* Data supplied:
-*-*-

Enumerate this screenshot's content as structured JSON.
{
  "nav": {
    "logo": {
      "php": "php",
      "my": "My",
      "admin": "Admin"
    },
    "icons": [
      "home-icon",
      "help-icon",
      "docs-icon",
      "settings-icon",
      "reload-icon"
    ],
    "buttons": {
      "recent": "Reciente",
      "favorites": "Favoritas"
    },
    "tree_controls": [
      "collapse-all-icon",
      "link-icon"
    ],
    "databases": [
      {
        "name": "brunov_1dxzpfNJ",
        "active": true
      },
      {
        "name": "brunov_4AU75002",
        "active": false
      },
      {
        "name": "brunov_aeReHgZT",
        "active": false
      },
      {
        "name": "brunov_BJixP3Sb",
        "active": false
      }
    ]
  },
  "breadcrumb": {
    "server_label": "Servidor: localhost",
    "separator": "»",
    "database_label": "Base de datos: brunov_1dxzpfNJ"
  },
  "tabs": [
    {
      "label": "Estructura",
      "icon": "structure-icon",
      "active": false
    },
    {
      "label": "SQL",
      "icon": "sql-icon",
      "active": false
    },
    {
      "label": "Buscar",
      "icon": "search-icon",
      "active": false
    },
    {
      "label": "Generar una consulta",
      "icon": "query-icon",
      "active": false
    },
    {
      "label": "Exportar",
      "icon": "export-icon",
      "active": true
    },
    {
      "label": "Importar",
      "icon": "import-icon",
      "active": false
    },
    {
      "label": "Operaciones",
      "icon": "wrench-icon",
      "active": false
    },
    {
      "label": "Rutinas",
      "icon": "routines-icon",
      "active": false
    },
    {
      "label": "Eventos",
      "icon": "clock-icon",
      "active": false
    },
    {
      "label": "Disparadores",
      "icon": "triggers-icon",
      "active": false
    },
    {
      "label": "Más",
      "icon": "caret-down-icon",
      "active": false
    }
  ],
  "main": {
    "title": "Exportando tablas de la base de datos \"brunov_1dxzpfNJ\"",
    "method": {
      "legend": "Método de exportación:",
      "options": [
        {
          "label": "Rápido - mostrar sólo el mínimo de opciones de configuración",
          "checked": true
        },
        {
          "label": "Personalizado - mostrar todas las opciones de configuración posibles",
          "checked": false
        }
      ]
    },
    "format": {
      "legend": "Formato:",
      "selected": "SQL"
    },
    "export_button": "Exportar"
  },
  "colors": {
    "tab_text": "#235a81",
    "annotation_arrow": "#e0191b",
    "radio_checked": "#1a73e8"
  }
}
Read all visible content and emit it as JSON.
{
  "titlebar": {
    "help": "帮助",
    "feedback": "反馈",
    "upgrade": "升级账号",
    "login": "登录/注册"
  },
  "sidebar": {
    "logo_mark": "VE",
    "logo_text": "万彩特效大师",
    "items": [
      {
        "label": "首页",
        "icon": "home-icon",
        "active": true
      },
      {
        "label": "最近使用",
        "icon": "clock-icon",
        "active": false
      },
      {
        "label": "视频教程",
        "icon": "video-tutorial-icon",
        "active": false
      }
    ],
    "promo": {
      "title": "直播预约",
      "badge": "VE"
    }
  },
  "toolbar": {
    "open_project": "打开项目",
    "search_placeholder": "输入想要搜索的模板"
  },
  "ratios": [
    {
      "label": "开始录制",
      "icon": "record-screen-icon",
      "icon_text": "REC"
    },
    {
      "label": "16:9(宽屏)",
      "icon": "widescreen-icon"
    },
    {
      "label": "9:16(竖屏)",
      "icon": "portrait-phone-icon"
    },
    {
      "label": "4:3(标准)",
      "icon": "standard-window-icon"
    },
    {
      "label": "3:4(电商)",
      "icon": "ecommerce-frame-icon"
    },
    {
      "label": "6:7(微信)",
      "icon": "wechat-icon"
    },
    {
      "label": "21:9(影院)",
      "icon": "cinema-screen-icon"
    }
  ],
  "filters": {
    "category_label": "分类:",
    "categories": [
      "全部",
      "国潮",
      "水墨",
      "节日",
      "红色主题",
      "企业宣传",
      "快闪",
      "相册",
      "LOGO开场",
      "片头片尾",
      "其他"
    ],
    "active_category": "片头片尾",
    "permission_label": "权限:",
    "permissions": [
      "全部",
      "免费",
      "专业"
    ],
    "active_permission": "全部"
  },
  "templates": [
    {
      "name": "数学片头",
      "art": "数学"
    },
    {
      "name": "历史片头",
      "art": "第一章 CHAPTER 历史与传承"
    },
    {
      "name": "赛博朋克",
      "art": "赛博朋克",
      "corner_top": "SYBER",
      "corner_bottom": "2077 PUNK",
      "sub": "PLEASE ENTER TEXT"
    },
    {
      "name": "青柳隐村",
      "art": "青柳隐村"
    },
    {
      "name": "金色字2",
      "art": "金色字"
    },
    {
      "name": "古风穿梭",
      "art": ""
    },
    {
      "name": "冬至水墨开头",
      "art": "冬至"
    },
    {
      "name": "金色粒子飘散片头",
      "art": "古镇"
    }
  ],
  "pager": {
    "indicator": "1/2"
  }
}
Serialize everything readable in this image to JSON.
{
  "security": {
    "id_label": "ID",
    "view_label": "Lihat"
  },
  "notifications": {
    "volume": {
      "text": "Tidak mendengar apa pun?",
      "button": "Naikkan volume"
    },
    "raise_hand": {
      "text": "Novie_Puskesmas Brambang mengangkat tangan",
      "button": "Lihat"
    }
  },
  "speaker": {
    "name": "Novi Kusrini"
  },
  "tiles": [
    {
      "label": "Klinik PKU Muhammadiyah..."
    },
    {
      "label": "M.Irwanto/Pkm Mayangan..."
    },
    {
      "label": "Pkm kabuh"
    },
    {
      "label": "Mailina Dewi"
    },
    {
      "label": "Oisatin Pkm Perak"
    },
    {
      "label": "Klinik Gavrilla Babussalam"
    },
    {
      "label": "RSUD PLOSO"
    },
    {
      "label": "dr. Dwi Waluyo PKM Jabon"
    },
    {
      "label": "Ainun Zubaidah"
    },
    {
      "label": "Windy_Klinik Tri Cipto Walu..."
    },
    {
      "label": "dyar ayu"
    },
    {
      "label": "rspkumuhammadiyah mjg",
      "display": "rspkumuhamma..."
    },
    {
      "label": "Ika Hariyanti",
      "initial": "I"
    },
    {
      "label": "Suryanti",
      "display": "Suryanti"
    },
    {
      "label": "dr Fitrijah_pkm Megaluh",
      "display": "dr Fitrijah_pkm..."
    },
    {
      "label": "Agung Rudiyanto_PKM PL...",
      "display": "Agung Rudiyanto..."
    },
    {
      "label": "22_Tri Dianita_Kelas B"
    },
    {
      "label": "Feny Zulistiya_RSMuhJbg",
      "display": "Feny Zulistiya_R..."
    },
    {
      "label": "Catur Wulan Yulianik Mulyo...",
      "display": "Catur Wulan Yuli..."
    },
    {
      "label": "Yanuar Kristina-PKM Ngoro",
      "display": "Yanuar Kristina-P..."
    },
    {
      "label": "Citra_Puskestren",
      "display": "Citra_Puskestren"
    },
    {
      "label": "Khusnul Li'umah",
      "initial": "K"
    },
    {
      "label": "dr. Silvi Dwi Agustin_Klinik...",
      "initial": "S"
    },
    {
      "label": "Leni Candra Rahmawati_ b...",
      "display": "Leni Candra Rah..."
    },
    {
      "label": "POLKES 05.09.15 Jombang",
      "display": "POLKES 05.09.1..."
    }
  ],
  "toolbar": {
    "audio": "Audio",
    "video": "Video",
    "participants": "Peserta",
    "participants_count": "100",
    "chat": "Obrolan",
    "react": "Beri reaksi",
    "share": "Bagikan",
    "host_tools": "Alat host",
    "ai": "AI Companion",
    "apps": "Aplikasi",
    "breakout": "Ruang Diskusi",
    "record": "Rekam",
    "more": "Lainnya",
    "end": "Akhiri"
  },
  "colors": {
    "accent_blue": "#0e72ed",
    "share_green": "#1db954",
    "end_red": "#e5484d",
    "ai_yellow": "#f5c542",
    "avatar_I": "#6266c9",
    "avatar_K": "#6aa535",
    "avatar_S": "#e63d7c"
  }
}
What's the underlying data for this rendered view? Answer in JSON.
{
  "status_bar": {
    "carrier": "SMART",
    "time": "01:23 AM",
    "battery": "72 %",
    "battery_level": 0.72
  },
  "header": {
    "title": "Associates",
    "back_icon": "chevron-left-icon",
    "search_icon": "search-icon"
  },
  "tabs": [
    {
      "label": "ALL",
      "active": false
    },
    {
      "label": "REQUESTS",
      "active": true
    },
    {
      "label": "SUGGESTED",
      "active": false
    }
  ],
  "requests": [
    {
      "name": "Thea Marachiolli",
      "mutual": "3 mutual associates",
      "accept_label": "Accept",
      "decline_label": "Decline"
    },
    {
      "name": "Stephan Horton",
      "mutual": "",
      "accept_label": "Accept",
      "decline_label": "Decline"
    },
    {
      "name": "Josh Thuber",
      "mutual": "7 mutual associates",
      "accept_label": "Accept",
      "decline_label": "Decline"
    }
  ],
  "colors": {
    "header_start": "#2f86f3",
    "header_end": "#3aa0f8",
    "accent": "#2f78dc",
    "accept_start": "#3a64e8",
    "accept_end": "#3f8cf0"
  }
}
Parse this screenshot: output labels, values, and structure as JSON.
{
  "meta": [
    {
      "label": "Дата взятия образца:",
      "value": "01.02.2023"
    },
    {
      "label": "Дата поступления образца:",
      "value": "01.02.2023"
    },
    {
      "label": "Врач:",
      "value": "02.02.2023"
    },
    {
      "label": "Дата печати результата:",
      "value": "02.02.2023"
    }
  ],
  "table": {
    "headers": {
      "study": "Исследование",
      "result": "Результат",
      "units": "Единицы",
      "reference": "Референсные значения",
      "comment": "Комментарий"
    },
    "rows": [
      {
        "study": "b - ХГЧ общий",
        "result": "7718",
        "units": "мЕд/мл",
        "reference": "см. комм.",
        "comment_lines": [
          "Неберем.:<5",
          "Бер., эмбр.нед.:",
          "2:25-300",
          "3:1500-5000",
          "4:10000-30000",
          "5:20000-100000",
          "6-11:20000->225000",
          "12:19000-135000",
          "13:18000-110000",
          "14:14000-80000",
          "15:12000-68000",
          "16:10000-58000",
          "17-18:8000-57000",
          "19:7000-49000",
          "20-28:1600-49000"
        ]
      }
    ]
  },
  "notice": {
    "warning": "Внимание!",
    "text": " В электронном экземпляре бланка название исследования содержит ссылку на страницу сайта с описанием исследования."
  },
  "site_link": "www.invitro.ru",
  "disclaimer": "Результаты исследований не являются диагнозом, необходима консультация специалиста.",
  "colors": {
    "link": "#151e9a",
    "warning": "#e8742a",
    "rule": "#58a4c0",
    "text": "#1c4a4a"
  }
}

-*-*-

* Given instruction:
Which lines include the word "video"? List them all.

* Exercise answer:
        "icon": "video-tutorial-icon",
    "video": "Video",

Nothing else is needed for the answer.